§ **Objective**
Transcribe the material in full. Nothing should differ except that the pictures are left out.

§ **Records to process**
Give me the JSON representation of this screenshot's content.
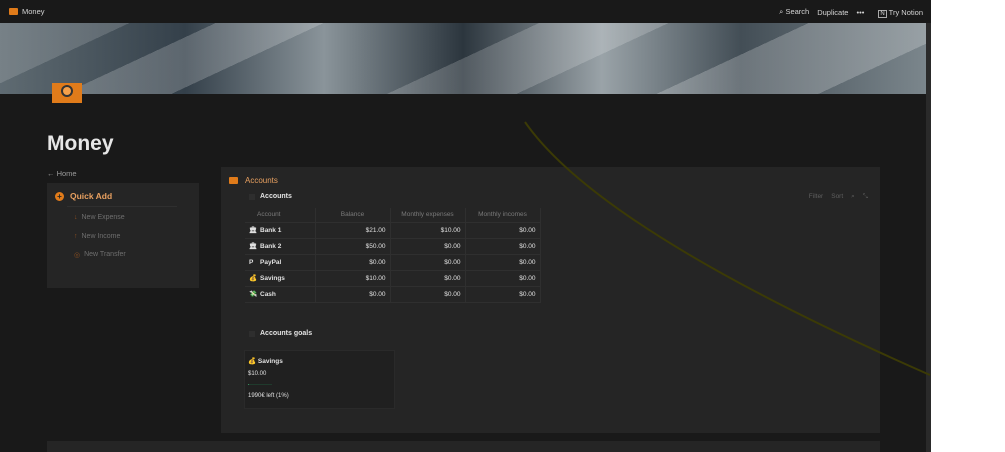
{
  "topbar": {
    "title": "Money",
    "search": "Search",
    "duplicate": "Duplicate",
    "more": "•••",
    "try": "Try Notion"
  },
  "page": {
    "title": "Money",
    "back": "← Home"
  },
  "quick_add": {
    "title": "Quick Add",
    "items": [
      {
        "label": "New Expense",
        "icon": "arrow-down"
      },
      {
        "label": "New Income",
        "icon": "arrow-up"
      },
      {
        "label": "New Transfer",
        "icon": "transfer"
      }
    ]
  },
  "accounts": {
    "title": "Accounts",
    "view": "Accounts",
    "filter": "Filter",
    "sort": "Sort",
    "columns": [
      "Account",
      "Balance",
      "Monthly expenses",
      "Monthly incomes"
    ],
    "rows": [
      {
        "icon": "🏛",
        "name": "Bank 1",
        "balance": "$21.00",
        "exp": "$10.00",
        "inc": "$0.00"
      },
      {
        "icon": "🏛",
        "name": "Bank 2",
        "balance": "$50.00",
        "exp": "$0.00",
        "inc": "$0.00"
      },
      {
        "icon": "P",
        "name": "PayPal",
        "balance": "$0.00",
        "exp": "$0.00",
        "inc": "$0.00"
      },
      {
        "icon": "💰",
        "name": "Savings",
        "balance": "$10.00",
        "exp": "$0.00",
        "inc": "$0.00"
      },
      {
        "icon": "💸",
        "name": "Cash",
        "balance": "$0.00",
        "exp": "$0.00",
        "inc": "$0.00"
      }
    ],
    "goals": {
      "title": "Accounts goals",
      "card": {
        "icon": "💰",
        "name": "Savings",
        "value": "$10.00",
        "progress": 0.01,
        "left": "1990€ left (1%)"
      }
    }
  },
  "colors": {
    "accent": "#e07b1a",
    "bg": "#191919",
    "panel": "#252525"
  }
}
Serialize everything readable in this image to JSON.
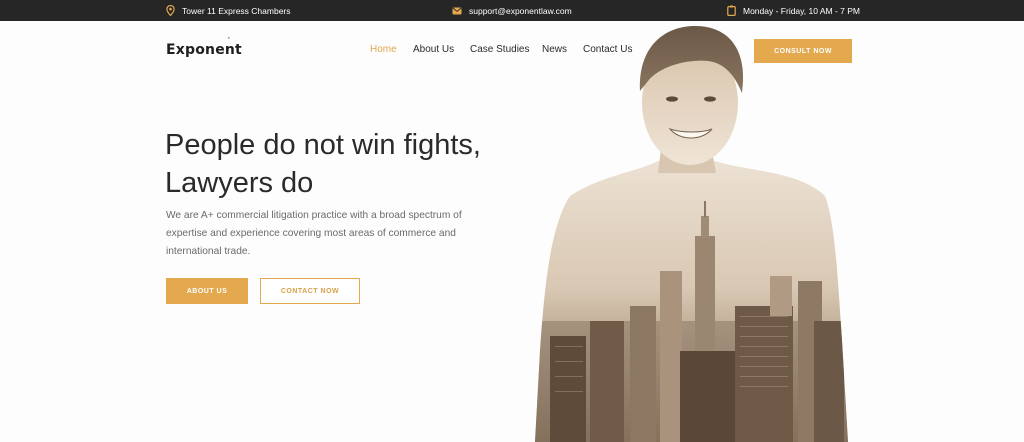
{
  "topbar": {
    "address": "Tower 11 Express Chambers",
    "email": "support@exponentlaw.com",
    "hours": "Monday - Friday, 10 AM - 7 PM"
  },
  "header": {
    "logo": "Exponent",
    "nav": [
      "Home",
      "About Us",
      "Case Studies",
      "News",
      "Contact Us"
    ],
    "active_nav": "Home",
    "cta": "CONSULT NOW"
  },
  "hero": {
    "headline_line1": "People do not win fights,",
    "headline_line2": "Lawyers do",
    "paragraph_line1": "We are A+ commercial litigation practice with a broad spectrum of",
    "paragraph_line2": "expertise and experience covering most areas of commerce and",
    "paragraph_line3": "international trade.",
    "primary_button": "ABOUT US",
    "secondary_button": "CONTACT NOW"
  },
  "colors": {
    "accent": "#e4a94e",
    "topbar": "#262626",
    "sepia_dark": "#5b4a3a",
    "sepia_light": "#e9dccb"
  }
}
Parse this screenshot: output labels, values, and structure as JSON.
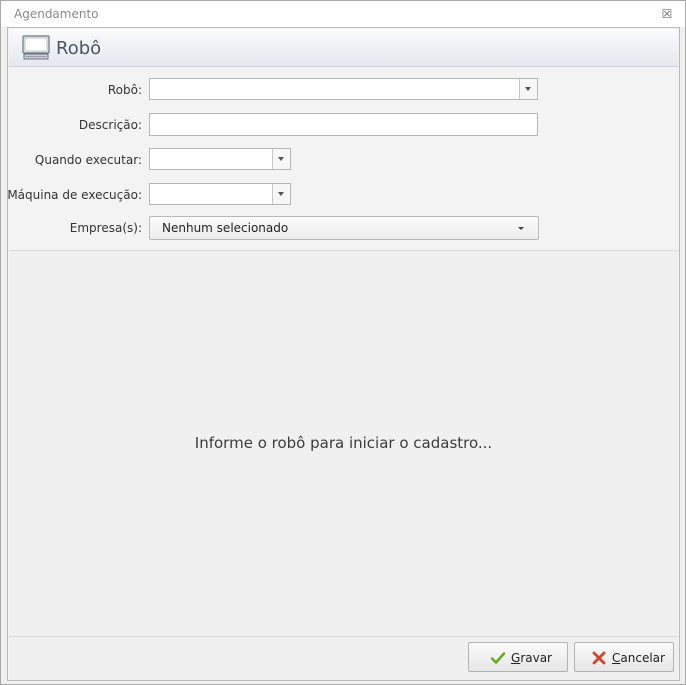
{
  "window": {
    "title": "Agendamento"
  },
  "header": {
    "title": "Robô"
  },
  "form": {
    "robo_label": "Robô:",
    "descricao_label": "Descrição:",
    "quando_label": "Quando executar:",
    "maquina_label": "Máquina de execução:",
    "empresas_label": "Empresa(s):",
    "empresas_value": "Nenhum selecionado"
  },
  "content": {
    "message": "Informe o robô para iniciar o cadastro..."
  },
  "buttons": {
    "gravar_first": "G",
    "gravar_rest": "ravar",
    "cancelar_first": "C",
    "cancelar_rest": "ancelar"
  },
  "colors": {
    "check_green": "#6aa82a",
    "cancel_red": "#d0452a"
  },
  "icons": [
    "close-icon",
    "monitor-icon",
    "chevron-down-icon",
    "check-icon",
    "cancel-x-icon"
  ]
}
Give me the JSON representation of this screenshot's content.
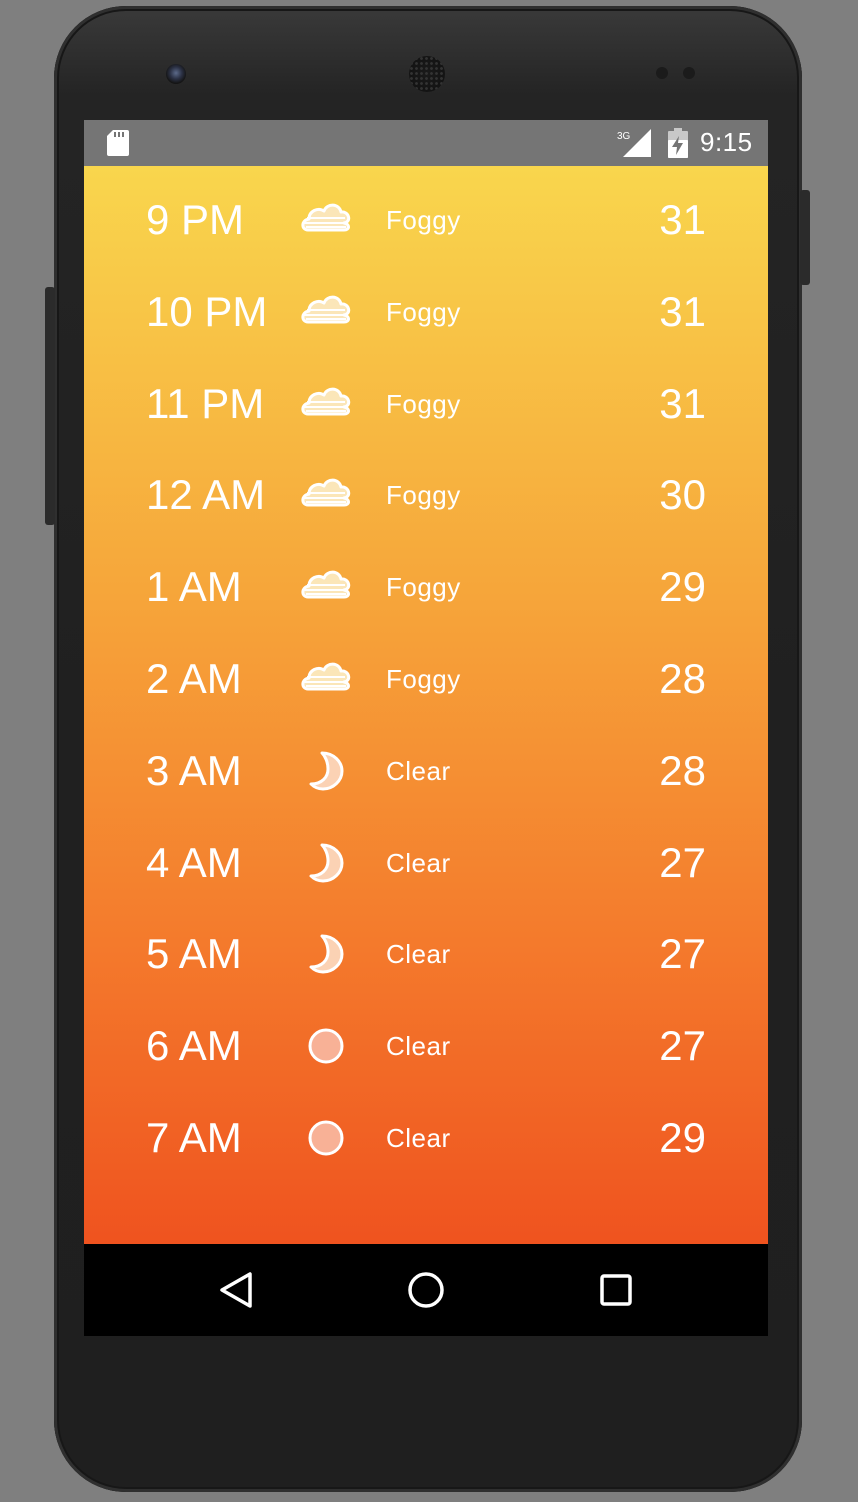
{
  "status_bar": {
    "time": "9:15",
    "network": "3G"
  },
  "colors": {
    "gradient_top": "#f9d64d",
    "gradient_bottom": "#ef531f",
    "status_bar": "#757575",
    "foggy_icon_fill": "#fbe6b8",
    "moon_fill": "#fbd2b4",
    "sun_fill": "#f8b196"
  },
  "hourly": [
    {
      "time": "9 PM",
      "icon": "fog-icon",
      "condition": "Foggy",
      "temp": "31"
    },
    {
      "time": "10 PM",
      "icon": "fog-icon",
      "condition": "Foggy",
      "temp": "31"
    },
    {
      "time": "11 PM",
      "icon": "fog-icon",
      "condition": "Foggy",
      "temp": "31"
    },
    {
      "time": "12 AM",
      "icon": "fog-icon",
      "condition": "Foggy",
      "temp": "30"
    },
    {
      "time": "1 AM",
      "icon": "fog-icon",
      "condition": "Foggy",
      "temp": "29"
    },
    {
      "time": "2 AM",
      "icon": "fog-icon",
      "condition": "Foggy",
      "temp": "28"
    },
    {
      "time": "3 AM",
      "icon": "moon-icon",
      "condition": "Clear",
      "temp": "28"
    },
    {
      "time": "4 AM",
      "icon": "moon-icon",
      "condition": "Clear",
      "temp": "27"
    },
    {
      "time": "5 AM",
      "icon": "moon-icon",
      "condition": "Clear",
      "temp": "27"
    },
    {
      "time": "6 AM",
      "icon": "sun-icon",
      "condition": "Clear",
      "temp": "27"
    },
    {
      "time": "7 AM",
      "icon": "sun-icon",
      "condition": "Clear",
      "temp": "29"
    }
  ],
  "nav_bar": {
    "back_icon": "back-triangle-icon",
    "home_icon": "home-circle-icon",
    "recents_icon": "recents-square-icon"
  }
}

§ **Exercise result**
Give me the JSON representation of this screenshot's content.
{
  "topbar": {
    "title": "Money",
    "search": "Search",
    "duplicate": "Duplicate",
    "more": "•••",
    "try": "Try Notion"
  },
  "page": {
    "title": "Money",
    "back": "← Home"
  },
  "quick_add": {
    "title": "Quick Add",
    "items": [
      {
        "label": "New Expense",
        "icon": "arrow-down"
      },
      {
        "label": "New Income",
        "icon": "arrow-up"
      },
      {
        "label": "New Transfer",
        "icon": "transfer"
      }
    ]
  },
  "accounts": {
    "title": "Accounts",
    "view": "Accounts",
    "filter": "Filter",
    "sort": "Sort",
    "columns": [
      "Account",
      "Balance",
      "Monthly expenses",
      "Monthly incomes"
    ],
    "rows": [
      {
        "icon": "🏛",
        "name": "Bank 1",
        "balance": "$21.00",
        "exp": "$10.00",
        "inc": "$0.00"
      },
      {
        "icon": "🏛",
        "name": "Bank 2",
        "balance": "$50.00",
        "exp": "$0.00",
        "inc": "$0.00"
      },
      {
        "icon": "P",
        "name": "PayPal",
        "balance": "$0.00",
        "exp": "$0.00",
        "inc": "$0.00"
      },
      {
        "icon": "💰",
        "name": "Savings",
        "balance": "$10.00",
        "exp": "$0.00",
        "inc": "$0.00"
      },
      {
        "icon": "💸",
        "name": "Cash",
        "balance": "$0.00",
        "exp": "$0.00",
        "inc": "$0.00"
      }
    ],
    "goals": {
      "title": "Accounts goals",
      "card": {
        "icon": "💰",
        "name": "Savings",
        "value": "$10.00",
        "progress": 0.01,
        "left": "1990€ left (1%)"
      }
    }
  },
  "colors": {
    "accent": "#e07b1a",
    "bg": "#191919",
    "panel": "#252525"
  }
}
Serialize everything readable in this image to JSON.
{
  "topbar": {
    "address": "Tower 11 Express Chambers",
    "email": "support@exponentlaw.com",
    "hours": "Monday - Friday, 10 AM - 7 PM"
  },
  "header": {
    "logo": "Exponent",
    "nav": [
      "Home",
      "About Us",
      "Case Studies",
      "News",
      "Contact Us"
    ],
    "active_nav": "Home",
    "cta": "CONSULT NOW"
  },
  "hero": {
    "headline_line1": "People do not win fights,",
    "headline_line2": "Lawyers do",
    "paragraph_line1": "We are A+ commercial litigation practice with a broad spectrum of",
    "paragraph_line2": "expertise and experience covering most areas of commerce and",
    "paragraph_line3": "international trade.",
    "primary_button": "ABOUT US",
    "secondary_button": "CONTACT NOW"
  },
  "colors": {
    "accent": "#e4a94e",
    "topbar": "#262626",
    "sepia_dark": "#5b4a3a",
    "sepia_light": "#e9dccb"
  }
}
Parse this screenshot: output labels, values, and structure as JSON.
{
  "window": {
    "title": "Agendamento"
  },
  "header": {
    "title": "Robô"
  },
  "form": {
    "robo_label": "Robô:",
    "descricao_label": "Descrição:",
    "quando_label": "Quando executar:",
    "maquina_label": "Máquina de execução:",
    "empresas_label": "Empresa(s):",
    "empresas_value": "Nenhum selecionado"
  },
  "content": {
    "message": "Informe o robô para iniciar o cadastro..."
  },
  "buttons": {
    "gravar_first": "G",
    "gravar_rest": "ravar",
    "cancelar_first": "C",
    "cancelar_rest": "ancelar"
  },
  "colors": {
    "check_green": "#6aa82a",
    "cancel_red": "#d0452a"
  },
  "icons": [
    "close-icon",
    "monitor-icon",
    "chevron-down-icon",
    "check-icon",
    "cancel-x-icon"
  ]
}
Give me the JSON representation of this screenshot's content.
{
  "status_bar": {
    "time": "9:15",
    "network": "3G"
  },
  "colors": {
    "gradient_top": "#f9d64d",
    "gradient_bottom": "#ef531f",
    "status_bar": "#757575",
    "foggy_icon_fill": "#fbe6b8",
    "moon_fill": "#fbd2b4",
    "sun_fill": "#f8b196"
  },
  "hourly": [
    {
      "time": "9 PM",
      "icon": "fog-icon",
      "condition": "Foggy",
      "temp": "31"
    },
    {
      "time": "10 PM",
      "icon": "fog-icon",
      "condition": "Foggy",
      "temp": "31"
    },
    {
      "time": "11 PM",
      "icon": "fog-icon",
      "condition": "Foggy",
      "temp": "31"
    },
    {
      "time": "12 AM",
      "icon": "fog-icon",
      "condition": "Foggy",
      "temp": "30"
    },
    {
      "time": "1 AM",
      "icon": "fog-icon",
      "condition": "Foggy",
      "temp": "29"
    },
    {
      "time": "2 AM",
      "icon": "fog-icon",
      "condition": "Foggy",
      "temp": "28"
    },
    {
      "time": "3 AM",
      "icon": "moon-icon",
      "condition": "Clear",
      "temp": "28"
    },
    {
      "time": "4 AM",
      "icon": "moon-icon",
      "condition": "Clear",
      "temp": "27"
    },
    {
      "time": "5 AM",
      "icon": "moon-icon",
      "condition": "Clear",
      "temp": "27"
    },
    {
      "time": "6 AM",
      "icon": "sun-icon",
      "condition": "Clear",
      "temp": "27"
    },
    {
      "time": "7 AM",
      "icon": "sun-icon",
      "condition": "Clear",
      "temp": "29"
    }
  ],
  "nav_bar": {
    "back_icon": "back-triangle-icon",
    "home_icon": "home-circle-icon",
    "recents_icon": "recents-square-icon"
  }
}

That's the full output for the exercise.